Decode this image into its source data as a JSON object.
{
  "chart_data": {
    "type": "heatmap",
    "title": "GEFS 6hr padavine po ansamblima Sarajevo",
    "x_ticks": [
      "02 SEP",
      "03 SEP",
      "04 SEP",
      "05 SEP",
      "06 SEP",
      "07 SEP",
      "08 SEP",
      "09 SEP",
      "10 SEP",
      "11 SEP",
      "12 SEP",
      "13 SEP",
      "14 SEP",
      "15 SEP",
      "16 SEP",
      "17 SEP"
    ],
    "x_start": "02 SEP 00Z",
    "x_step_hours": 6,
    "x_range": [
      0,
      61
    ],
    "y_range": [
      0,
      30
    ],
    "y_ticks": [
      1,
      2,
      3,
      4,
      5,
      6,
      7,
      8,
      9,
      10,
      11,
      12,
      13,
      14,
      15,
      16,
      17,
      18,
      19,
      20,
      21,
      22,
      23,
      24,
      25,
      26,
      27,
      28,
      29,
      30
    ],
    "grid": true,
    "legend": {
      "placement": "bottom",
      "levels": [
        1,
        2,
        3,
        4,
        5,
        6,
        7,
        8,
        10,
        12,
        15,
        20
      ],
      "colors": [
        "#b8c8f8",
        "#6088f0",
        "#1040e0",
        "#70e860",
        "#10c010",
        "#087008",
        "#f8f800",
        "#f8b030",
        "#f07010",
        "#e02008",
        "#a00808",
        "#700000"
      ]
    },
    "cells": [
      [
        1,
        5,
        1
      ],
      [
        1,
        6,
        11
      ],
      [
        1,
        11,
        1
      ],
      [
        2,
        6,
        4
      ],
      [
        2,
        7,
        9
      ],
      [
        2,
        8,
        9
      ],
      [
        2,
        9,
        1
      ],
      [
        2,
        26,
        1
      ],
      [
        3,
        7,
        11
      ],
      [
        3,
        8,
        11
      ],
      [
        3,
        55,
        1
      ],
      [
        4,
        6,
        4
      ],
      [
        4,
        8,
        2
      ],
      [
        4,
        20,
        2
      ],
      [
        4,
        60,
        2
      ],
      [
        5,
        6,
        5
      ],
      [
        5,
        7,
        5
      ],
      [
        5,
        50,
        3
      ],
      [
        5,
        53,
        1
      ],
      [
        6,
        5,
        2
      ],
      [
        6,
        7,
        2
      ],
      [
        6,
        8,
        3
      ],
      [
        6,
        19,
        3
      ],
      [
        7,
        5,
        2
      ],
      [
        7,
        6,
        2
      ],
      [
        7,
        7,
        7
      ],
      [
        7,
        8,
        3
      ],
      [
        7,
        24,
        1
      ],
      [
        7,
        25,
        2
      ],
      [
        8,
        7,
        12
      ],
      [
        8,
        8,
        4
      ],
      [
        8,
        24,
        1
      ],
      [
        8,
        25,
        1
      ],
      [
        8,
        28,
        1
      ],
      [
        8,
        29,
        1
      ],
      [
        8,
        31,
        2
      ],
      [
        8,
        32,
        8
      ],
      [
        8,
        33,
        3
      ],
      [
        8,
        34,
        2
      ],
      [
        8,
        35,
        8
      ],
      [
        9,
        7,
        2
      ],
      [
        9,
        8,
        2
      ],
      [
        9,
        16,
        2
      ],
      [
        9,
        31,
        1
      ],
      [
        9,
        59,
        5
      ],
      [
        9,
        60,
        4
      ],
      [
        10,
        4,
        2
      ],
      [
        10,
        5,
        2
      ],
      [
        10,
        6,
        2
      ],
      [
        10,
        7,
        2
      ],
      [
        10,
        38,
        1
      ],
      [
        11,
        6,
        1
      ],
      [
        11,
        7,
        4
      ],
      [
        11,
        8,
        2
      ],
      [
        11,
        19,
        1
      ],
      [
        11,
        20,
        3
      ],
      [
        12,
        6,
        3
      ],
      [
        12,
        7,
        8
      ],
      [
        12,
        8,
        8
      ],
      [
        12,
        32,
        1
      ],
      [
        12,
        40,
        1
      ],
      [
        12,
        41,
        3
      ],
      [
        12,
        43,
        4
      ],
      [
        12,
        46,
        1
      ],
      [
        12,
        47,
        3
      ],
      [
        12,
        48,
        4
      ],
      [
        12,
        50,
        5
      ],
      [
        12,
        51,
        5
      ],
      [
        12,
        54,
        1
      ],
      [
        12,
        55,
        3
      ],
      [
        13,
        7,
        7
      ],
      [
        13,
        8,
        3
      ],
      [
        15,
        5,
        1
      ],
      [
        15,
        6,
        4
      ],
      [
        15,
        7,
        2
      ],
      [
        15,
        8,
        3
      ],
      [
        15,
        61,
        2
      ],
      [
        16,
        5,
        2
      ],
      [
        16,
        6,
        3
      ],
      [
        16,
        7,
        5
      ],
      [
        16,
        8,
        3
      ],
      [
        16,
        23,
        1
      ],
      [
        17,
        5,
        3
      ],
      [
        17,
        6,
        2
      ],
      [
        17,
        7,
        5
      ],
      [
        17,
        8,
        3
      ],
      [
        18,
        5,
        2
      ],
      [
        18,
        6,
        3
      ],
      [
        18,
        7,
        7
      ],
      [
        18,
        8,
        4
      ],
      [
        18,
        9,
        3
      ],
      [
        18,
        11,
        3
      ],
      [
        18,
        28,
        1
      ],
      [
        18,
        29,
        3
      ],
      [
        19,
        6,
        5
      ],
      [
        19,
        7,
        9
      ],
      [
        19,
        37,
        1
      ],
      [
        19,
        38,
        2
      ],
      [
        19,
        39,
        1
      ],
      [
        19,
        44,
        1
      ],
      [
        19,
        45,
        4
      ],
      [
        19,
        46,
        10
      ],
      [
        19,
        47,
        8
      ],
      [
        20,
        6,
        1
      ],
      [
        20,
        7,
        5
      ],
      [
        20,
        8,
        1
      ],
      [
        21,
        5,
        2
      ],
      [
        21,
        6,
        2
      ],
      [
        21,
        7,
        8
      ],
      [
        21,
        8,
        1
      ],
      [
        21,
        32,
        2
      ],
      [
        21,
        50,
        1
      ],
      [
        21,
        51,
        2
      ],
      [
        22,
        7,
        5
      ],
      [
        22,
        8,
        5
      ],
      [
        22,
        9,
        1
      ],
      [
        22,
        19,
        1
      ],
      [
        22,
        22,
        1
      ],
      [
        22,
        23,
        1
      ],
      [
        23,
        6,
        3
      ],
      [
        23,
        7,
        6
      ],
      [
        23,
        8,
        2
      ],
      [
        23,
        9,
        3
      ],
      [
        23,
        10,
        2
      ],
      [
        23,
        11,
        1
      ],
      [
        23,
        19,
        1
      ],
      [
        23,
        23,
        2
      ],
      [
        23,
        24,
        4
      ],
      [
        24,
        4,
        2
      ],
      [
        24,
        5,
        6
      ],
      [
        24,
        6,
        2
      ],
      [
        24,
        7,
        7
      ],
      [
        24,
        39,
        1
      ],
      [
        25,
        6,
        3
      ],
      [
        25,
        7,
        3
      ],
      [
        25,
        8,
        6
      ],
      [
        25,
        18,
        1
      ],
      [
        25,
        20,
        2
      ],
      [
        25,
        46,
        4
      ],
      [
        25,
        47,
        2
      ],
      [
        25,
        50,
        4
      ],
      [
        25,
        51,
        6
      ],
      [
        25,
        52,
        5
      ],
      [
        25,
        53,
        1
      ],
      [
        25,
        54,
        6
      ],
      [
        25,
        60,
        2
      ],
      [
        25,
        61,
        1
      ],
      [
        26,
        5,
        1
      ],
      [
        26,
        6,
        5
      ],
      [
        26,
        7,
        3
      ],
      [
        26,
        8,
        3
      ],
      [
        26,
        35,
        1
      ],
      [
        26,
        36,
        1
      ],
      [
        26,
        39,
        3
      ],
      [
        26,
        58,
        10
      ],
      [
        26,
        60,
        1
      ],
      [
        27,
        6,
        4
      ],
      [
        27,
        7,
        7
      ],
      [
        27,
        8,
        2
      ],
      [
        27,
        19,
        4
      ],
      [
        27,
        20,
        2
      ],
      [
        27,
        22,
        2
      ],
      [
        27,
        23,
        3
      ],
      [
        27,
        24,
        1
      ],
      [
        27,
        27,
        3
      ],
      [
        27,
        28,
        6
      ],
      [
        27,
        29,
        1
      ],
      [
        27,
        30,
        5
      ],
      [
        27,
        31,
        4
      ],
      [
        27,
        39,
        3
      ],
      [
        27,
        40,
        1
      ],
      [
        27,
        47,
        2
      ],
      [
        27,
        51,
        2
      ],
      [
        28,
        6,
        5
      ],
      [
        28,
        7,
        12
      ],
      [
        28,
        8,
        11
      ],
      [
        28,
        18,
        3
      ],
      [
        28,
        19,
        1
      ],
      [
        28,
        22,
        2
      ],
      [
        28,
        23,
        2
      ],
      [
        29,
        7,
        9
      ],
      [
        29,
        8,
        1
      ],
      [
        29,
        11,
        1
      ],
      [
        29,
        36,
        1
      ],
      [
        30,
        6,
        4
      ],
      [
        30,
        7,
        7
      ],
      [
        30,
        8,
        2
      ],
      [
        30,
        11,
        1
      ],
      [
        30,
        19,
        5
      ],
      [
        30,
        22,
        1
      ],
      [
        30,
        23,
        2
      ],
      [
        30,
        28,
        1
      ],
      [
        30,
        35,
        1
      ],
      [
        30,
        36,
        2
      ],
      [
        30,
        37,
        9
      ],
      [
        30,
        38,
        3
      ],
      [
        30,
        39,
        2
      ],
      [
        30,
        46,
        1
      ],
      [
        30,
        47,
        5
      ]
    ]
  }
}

* * * * * * * * *

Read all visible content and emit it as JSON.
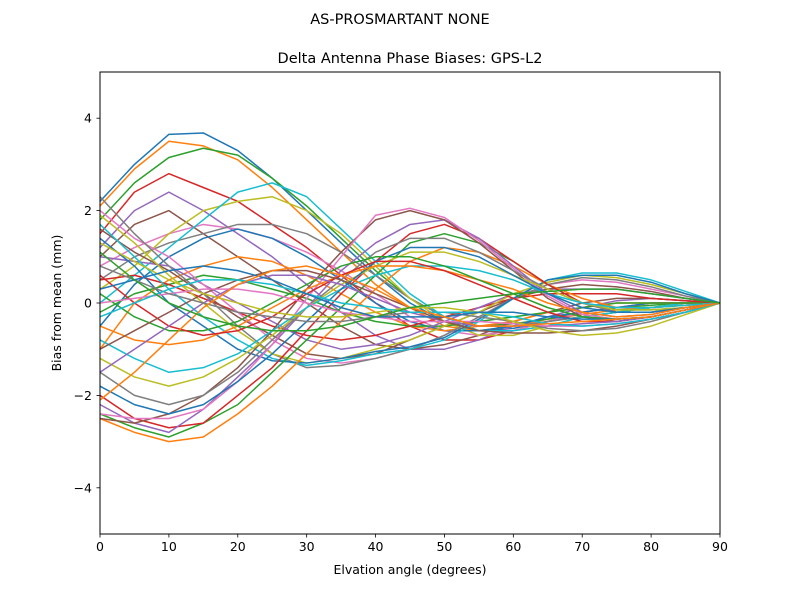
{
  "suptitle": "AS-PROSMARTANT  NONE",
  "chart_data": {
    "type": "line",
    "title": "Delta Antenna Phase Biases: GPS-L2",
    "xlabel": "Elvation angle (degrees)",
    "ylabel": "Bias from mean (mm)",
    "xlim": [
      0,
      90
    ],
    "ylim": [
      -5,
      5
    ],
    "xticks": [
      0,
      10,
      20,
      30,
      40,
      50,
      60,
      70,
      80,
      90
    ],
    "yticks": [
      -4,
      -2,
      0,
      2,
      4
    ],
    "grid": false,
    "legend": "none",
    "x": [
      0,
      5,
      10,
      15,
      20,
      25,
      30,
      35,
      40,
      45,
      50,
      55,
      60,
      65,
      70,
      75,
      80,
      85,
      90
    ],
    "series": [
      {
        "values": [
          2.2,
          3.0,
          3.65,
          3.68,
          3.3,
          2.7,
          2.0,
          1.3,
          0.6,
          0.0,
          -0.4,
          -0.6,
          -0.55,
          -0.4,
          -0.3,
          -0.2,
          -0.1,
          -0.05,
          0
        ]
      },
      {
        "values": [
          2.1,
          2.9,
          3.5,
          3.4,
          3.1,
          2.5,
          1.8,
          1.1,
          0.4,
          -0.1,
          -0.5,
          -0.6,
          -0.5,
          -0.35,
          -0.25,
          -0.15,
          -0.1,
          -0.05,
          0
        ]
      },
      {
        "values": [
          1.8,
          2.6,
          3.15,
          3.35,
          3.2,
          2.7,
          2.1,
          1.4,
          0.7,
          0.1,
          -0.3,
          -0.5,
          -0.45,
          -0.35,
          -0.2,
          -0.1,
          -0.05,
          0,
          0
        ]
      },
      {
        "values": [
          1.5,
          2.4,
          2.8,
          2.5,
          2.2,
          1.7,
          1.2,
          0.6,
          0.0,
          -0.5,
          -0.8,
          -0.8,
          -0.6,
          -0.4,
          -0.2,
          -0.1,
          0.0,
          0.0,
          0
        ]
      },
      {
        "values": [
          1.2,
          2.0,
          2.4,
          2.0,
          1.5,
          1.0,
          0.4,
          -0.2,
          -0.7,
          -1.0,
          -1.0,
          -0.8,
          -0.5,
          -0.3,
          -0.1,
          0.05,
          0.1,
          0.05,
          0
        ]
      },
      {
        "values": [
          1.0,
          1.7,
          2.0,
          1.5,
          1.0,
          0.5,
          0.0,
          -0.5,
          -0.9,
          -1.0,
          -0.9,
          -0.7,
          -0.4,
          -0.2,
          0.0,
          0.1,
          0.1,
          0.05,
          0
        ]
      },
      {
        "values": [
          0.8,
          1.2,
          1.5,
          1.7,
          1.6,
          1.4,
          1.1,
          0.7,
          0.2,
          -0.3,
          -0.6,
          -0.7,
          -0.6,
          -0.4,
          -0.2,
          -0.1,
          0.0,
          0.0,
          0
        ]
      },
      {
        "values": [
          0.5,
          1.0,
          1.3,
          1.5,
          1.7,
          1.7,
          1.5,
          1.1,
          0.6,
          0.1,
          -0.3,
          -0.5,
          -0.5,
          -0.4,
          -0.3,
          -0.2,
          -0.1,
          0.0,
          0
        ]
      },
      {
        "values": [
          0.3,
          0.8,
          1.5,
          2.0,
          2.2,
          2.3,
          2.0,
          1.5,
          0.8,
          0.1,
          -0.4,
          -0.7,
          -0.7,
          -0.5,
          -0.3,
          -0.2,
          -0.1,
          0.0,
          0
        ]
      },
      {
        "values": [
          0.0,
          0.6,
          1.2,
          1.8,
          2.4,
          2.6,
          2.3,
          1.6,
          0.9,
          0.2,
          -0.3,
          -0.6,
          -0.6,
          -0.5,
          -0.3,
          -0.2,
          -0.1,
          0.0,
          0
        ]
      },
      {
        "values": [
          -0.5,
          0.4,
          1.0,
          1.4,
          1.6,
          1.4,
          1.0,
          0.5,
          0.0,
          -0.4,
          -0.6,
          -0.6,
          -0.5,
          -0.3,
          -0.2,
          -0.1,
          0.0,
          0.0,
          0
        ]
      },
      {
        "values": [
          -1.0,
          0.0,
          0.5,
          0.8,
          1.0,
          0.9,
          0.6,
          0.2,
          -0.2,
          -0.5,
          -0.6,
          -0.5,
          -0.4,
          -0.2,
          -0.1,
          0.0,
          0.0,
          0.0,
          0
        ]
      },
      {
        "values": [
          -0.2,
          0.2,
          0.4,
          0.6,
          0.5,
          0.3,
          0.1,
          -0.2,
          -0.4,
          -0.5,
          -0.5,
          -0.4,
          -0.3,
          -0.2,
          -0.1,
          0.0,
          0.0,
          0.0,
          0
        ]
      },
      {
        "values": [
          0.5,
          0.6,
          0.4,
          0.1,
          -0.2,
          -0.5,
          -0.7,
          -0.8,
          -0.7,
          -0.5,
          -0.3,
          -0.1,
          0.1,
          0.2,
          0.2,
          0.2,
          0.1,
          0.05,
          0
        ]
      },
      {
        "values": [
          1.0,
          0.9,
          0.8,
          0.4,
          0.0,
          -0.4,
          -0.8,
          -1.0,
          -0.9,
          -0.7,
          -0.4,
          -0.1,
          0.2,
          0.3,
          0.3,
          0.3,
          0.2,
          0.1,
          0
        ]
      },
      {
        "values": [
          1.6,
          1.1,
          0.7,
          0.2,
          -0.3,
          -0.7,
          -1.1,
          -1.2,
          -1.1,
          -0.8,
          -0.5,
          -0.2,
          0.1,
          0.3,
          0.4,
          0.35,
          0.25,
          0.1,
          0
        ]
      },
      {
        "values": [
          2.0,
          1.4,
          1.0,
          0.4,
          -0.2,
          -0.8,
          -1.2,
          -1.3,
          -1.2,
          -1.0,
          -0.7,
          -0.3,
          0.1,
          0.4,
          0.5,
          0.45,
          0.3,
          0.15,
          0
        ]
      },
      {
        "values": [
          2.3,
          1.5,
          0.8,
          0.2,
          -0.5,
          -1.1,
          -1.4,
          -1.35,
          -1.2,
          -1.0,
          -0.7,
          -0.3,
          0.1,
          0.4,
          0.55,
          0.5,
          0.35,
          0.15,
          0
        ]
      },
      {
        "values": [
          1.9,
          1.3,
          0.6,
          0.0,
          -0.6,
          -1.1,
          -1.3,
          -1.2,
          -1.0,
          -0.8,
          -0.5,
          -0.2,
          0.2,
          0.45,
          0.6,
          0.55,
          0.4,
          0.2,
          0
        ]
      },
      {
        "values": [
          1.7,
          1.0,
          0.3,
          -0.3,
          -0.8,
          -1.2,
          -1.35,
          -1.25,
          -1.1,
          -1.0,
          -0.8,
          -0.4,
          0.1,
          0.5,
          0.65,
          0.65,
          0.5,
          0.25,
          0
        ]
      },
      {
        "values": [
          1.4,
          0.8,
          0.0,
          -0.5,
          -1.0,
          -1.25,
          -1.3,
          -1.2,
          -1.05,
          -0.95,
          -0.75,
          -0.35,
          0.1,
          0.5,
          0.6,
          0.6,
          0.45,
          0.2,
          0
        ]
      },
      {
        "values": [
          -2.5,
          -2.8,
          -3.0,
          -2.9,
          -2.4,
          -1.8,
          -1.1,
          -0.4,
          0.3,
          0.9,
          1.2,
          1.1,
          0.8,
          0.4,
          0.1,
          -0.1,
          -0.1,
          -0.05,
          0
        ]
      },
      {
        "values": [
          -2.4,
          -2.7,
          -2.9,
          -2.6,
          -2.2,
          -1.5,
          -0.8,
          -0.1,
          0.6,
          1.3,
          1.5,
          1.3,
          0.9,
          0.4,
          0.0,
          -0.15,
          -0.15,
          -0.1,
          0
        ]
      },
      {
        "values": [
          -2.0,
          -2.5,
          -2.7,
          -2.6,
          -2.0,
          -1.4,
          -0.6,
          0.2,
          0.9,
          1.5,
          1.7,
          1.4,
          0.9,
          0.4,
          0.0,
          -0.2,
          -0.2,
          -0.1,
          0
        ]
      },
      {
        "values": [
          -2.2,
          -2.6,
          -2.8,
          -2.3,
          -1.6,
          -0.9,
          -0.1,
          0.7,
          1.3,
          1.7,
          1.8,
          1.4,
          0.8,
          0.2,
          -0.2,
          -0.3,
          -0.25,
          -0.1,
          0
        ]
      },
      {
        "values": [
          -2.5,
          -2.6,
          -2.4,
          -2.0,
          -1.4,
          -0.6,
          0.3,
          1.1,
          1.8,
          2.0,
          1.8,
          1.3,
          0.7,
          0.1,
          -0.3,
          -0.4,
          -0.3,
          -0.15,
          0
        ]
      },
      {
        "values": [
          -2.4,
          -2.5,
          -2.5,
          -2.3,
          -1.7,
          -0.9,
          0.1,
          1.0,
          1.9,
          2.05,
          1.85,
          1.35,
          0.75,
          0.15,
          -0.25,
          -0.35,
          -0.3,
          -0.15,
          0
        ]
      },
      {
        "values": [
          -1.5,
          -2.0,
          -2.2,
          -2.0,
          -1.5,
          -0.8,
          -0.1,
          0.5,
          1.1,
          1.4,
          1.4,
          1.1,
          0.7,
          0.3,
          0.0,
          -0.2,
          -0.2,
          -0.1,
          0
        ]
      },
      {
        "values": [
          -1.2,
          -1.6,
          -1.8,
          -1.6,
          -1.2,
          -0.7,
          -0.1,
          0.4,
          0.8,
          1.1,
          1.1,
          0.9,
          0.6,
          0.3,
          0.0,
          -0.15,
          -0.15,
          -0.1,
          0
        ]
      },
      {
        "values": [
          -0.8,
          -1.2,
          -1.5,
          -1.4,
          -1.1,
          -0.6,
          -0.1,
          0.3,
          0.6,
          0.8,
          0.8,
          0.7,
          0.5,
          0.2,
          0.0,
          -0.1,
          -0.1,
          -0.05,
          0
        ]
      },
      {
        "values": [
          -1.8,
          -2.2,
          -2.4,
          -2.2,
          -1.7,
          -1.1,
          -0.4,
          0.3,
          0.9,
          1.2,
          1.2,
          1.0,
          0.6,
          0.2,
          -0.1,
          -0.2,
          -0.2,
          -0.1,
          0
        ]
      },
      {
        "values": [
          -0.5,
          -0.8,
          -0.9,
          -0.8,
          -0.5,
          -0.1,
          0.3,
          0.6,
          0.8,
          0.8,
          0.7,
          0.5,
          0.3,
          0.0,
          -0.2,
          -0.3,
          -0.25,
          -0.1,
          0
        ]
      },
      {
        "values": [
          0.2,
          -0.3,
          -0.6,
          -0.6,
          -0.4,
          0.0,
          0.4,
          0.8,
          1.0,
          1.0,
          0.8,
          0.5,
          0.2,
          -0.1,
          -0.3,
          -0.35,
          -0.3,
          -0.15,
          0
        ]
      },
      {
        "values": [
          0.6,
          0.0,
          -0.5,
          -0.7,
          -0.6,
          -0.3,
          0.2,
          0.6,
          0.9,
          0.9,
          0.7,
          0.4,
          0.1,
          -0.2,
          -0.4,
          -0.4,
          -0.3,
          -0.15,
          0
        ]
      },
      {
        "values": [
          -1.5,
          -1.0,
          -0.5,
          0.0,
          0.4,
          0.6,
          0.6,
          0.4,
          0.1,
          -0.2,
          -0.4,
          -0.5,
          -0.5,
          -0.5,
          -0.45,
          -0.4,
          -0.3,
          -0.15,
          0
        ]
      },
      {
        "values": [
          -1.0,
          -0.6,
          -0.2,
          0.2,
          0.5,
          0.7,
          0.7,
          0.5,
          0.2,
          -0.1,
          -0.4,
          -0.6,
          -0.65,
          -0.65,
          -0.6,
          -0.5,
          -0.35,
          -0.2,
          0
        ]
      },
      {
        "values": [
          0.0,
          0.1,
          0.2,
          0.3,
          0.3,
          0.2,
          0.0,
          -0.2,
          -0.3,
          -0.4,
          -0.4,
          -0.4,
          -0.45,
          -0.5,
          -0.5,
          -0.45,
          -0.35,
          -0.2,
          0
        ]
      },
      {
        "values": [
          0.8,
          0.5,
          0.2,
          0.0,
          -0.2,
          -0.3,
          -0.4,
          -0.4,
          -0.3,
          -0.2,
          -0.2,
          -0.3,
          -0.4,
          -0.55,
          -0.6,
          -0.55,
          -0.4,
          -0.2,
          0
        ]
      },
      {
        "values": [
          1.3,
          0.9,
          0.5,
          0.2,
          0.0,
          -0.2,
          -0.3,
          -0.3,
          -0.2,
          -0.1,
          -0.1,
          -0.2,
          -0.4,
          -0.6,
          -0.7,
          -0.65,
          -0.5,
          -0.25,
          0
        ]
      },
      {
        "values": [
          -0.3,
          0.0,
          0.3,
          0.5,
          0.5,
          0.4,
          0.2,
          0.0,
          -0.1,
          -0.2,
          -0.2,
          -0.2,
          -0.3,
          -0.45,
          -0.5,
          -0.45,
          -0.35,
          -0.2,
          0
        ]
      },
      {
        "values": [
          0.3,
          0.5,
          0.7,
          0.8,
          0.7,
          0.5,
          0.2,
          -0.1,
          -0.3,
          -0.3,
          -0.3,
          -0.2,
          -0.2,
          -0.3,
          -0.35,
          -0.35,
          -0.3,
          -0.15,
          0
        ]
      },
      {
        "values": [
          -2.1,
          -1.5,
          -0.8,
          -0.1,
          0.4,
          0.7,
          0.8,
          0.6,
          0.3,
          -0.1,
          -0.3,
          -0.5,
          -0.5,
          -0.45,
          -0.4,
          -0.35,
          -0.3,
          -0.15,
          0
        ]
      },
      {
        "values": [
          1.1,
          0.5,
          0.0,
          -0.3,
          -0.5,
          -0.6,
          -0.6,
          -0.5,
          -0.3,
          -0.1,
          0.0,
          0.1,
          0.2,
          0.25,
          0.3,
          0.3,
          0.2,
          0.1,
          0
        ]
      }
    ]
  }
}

* * * * * * * * *

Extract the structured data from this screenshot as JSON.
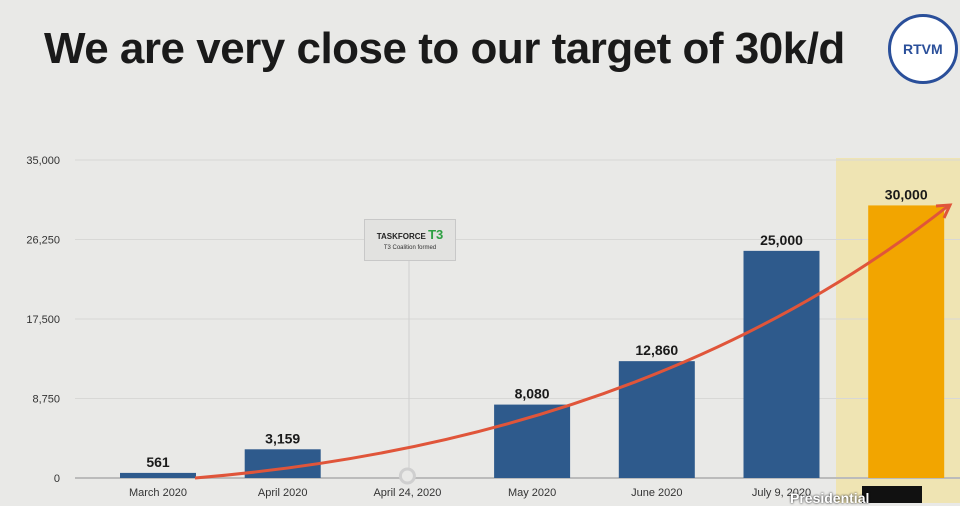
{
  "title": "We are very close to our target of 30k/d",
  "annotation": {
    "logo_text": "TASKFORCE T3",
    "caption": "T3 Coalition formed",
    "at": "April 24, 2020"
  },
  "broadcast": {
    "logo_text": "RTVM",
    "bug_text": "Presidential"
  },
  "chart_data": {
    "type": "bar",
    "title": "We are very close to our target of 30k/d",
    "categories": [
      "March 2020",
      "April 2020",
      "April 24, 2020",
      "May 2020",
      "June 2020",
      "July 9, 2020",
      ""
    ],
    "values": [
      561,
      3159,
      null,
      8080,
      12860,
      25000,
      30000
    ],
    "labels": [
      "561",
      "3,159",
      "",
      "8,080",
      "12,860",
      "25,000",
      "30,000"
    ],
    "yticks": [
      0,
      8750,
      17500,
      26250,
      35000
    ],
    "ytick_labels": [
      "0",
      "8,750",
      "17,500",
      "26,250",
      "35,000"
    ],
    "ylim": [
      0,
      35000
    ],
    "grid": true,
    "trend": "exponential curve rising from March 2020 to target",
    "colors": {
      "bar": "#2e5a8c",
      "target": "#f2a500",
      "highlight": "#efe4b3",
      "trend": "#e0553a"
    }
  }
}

* * * * * * * * *

PROBLEM REQUIREMENTS:
Only lines with "very" are wanted here; list each of them.

OUTPUT:
  "title": "We are very close to our target of 30k/d",
    "title": "We are very close to our target of 30k/d",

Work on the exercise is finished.